>>

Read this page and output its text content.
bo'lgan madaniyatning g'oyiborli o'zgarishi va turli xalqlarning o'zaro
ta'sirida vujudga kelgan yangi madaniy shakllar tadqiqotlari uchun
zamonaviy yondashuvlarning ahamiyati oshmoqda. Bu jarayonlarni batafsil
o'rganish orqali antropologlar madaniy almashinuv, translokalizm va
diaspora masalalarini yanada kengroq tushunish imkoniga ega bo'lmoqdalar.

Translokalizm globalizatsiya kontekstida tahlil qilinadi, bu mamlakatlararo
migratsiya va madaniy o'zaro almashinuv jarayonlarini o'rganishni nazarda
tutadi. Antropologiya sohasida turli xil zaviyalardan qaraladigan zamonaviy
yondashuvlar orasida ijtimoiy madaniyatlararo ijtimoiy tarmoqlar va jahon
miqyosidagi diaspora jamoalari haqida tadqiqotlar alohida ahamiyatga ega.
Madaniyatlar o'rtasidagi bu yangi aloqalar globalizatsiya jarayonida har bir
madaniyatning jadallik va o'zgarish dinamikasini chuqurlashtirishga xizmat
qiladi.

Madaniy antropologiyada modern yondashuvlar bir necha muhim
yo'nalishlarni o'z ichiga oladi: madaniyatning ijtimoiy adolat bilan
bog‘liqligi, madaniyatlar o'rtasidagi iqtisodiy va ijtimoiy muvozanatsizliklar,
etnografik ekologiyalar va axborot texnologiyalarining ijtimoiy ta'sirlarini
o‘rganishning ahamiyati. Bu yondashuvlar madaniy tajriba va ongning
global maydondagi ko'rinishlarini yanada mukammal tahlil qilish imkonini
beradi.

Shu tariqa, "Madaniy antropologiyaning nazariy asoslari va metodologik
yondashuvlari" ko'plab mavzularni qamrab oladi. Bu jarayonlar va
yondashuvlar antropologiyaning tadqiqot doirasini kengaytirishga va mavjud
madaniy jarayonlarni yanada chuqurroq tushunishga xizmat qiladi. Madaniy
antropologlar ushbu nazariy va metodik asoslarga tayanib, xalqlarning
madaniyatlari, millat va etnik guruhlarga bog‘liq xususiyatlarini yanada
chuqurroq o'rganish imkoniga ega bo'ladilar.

<<

#### WHAT TO PRODUCE:
Using the exact wording, write out all of the records.

#### TASK OUTPUT:
Read this page and output its text content.
bo'lgan madaniyatning g'oyiborli o'zgarishi va turli xalqlarning o'zaro
ta'sirida vujudga kelgan yangi madaniy shakllar tadqiqotlari uchun
zamonaviy yondashuvlarning ahamiyati oshmoqda. Bu jarayonlarni batafsil
o'rganish orqali antropologlar madaniy almashinuv, translokalizm va
diaspora masalalarini yanada kengroq tushunish imkoniga ega bo'lmoqdalar.

Translokalizm globalizatsiya kontekstida tahlil qilinadi, bu mamlakatlararo
migratsiya va madaniy o'zaro almashinuv jarayonlarini o'rganishni nazarda
tutadi. Antropologiya sohasida turli xil zaviyalardan qaraladigan zamonaviy
yondashuvlar orasida ijtimoiy madaniyatlararo ijtimoiy tarmoqlar va jahon
miqyosidagi diaspora jamoalari haqida tadqiqotlar alohida ahamiyatga ega.
Madaniyatlar o'rtasidagi bu yangi aloqalar globalizatsiya jarayonida har bir
madaniyatning jadallik va o'zgarish dinamikasini chuqurlashtirishga xizmat
qiladi.

Madaniy antropologiyada modern yondashuvlar bir necha muhim
yo'nalishlarni o'z ichiga oladi: madaniyatning ijtimoiy adolat bilan
bog‘liqligi, madaniyatlar o'rtasidagi iqtisodiy va ijtimoiy muvozanatsizliklar,
etnografik ekologiyalar va axborot texnologiyalarining ijtimoiy ta'sirlarini
o‘rganishning ahamiyati. Bu yondashuvlar madaniy tajriba va ongning
global maydondagi ko'rinishlarini yanada mukammal tahlil qilish imkonini
beradi.

Shu tariqa, "Madaniy antropologiyaning nazariy asoslari va metodologik
yondashuvlari" ko'plab mavzularni qamrab oladi. Bu jarayonlar va
yondashuvlar antropologiyaning tadqiqot doirasini kengaytirishga va mavjud
madaniy jarayonlarni yanada chuqurroq tushunishga xizmat qiladi. Madaniy
antropologlar ushbu nazariy va metodik asoslarga tayanib, xalqlarning
madaniyatlari, millat va etnik guruhlarga bog‘liq xususiyatlarini yanada
chuqurroq o'rganish imkoniga ega bo'ladilar.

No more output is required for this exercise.